## Source
Fremantle is a café city. Along
the main street, cafés and restaurants sit side by side all
seemingly doing a brisk business. It’s close enough to Perth to
be accessible and far away and different enough to give the
citizens of Perth a sense of being somewhere fresh. An escape
from their busy lives just up in Perth – they flock to Fremantle
to eat, sit in cafés and restaurants and
wonder around the
beaches, fishing harbour, museum and old port. A small pizza
open just a few doors down from the hotel. I’d
been hankering for a pizza with a bottle of red wine since
leaving Port Hedland. So the pizza restaurant was the first
place I headed for.
Next day I brought the old
computer up to the
room and set it up. But it wasn’t to be, it
was finished - kaput. I took out the hard drive and memory
chips and down to the garbage went what was left. I went down
the street and went on the search for a new PC
Satisfied with what they
offered me. I signed the papers, put the new box under my arm
and walked back to the hotel. I plugged it in and connected to
the net, and spent the next few days updating my web site. With
work out of the way, I then started preparing for this book and
started writing. The days were slightly cool. It was a quiet
location in the
back streets, the morning sun shone in the
window. I could see the yard arms of the Leeuwin if I
stretched a little. I’d found a great
place to write a book.

## Source material
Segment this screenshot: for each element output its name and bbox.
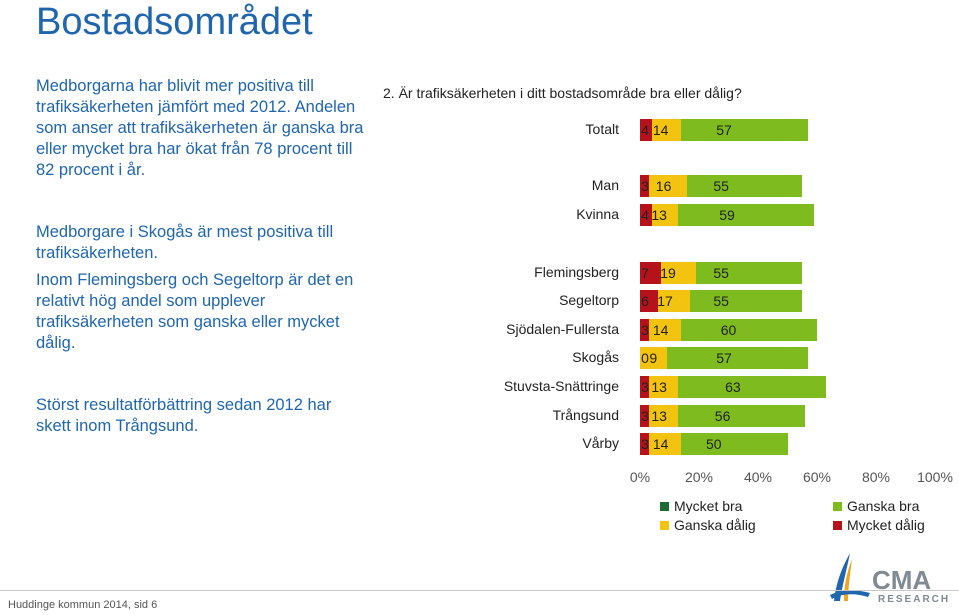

## What needs to be done
Translate this sentence from the passage about Fremantle into Spanish: "I plugged it in and connected to the net, and spent the next few days updating my web site."

## Written response
Lo enchufé, me conecté a la red y pasé los días siguientes actualizando mi sitio web.